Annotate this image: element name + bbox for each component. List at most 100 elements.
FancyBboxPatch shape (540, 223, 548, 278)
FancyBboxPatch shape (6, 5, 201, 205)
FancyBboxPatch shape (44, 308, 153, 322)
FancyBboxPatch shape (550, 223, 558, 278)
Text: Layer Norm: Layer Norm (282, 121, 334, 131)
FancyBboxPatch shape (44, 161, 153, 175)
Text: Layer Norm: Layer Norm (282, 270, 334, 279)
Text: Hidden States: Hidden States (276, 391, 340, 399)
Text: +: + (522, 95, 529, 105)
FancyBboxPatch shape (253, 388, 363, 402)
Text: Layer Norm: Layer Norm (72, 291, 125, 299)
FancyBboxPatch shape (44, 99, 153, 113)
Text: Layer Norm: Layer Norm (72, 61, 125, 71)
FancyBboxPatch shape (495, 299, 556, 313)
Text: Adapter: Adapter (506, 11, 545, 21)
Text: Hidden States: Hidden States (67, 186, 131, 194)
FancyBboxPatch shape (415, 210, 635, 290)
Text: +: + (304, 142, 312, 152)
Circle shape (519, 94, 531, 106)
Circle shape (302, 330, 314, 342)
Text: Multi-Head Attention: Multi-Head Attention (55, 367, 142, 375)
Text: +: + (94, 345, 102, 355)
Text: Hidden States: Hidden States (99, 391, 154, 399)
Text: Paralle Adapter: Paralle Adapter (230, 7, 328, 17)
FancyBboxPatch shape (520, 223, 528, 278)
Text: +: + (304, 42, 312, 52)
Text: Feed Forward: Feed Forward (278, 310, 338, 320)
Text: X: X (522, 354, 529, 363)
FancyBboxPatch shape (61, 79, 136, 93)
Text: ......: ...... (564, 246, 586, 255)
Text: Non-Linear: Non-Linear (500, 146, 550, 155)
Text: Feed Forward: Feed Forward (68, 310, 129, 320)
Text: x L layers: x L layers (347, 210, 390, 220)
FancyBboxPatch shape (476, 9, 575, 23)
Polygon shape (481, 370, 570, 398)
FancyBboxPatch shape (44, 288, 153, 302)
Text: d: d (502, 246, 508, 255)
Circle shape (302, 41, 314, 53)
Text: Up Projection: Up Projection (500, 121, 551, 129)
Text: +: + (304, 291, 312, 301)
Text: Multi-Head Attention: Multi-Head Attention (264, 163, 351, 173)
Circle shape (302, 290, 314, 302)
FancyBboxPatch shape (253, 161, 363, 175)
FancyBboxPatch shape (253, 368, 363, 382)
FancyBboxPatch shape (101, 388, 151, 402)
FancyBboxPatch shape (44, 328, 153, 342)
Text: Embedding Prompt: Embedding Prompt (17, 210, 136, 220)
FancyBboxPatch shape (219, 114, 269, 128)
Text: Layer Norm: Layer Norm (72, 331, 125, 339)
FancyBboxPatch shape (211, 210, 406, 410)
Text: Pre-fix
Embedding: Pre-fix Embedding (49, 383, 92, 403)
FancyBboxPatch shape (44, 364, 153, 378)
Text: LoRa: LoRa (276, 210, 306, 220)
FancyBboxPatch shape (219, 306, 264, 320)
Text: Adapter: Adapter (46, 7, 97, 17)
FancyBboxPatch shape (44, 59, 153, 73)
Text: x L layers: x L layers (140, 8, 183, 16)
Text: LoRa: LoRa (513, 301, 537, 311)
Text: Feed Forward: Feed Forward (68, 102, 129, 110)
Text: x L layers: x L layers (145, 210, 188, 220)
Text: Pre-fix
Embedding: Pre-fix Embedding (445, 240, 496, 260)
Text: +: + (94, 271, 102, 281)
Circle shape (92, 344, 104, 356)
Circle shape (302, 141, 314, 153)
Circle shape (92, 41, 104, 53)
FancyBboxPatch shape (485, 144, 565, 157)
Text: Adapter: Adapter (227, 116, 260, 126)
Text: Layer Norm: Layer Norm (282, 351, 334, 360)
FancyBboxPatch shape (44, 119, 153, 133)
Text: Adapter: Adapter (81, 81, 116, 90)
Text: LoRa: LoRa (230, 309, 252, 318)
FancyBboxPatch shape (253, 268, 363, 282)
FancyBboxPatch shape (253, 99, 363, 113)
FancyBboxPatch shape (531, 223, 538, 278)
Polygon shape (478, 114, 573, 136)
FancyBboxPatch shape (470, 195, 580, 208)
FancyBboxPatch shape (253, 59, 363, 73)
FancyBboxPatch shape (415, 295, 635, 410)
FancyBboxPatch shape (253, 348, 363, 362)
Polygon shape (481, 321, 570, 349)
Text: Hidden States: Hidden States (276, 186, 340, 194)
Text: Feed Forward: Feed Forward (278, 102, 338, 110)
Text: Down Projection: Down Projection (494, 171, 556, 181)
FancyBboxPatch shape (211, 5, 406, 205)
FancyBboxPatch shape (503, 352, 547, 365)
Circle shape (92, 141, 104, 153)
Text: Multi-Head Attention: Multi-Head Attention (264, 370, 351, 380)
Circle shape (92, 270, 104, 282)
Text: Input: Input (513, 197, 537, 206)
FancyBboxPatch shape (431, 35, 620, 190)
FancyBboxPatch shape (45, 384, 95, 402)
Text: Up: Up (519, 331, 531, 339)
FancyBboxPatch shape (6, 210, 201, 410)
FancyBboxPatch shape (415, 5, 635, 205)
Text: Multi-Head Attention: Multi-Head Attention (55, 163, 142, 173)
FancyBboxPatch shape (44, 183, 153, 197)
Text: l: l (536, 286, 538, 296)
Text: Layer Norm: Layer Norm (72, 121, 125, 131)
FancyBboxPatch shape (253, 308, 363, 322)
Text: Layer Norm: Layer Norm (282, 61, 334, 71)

§ INSTRUCTIONS FOR THE TASK: Extract every line of the data that contains the string "Circle".

§ ANSWER BELOW:
Circle shape (519, 94, 531, 106)
Circle shape (302, 330, 314, 342)
Circle shape (302, 41, 314, 53)
Circle shape (302, 290, 314, 302)
Circle shape (92, 344, 104, 356)
Circle shape (302, 141, 314, 153)
Circle shape (92, 41, 104, 53)
Circle shape (92, 141, 104, 153)
Circle shape (92, 270, 104, 282)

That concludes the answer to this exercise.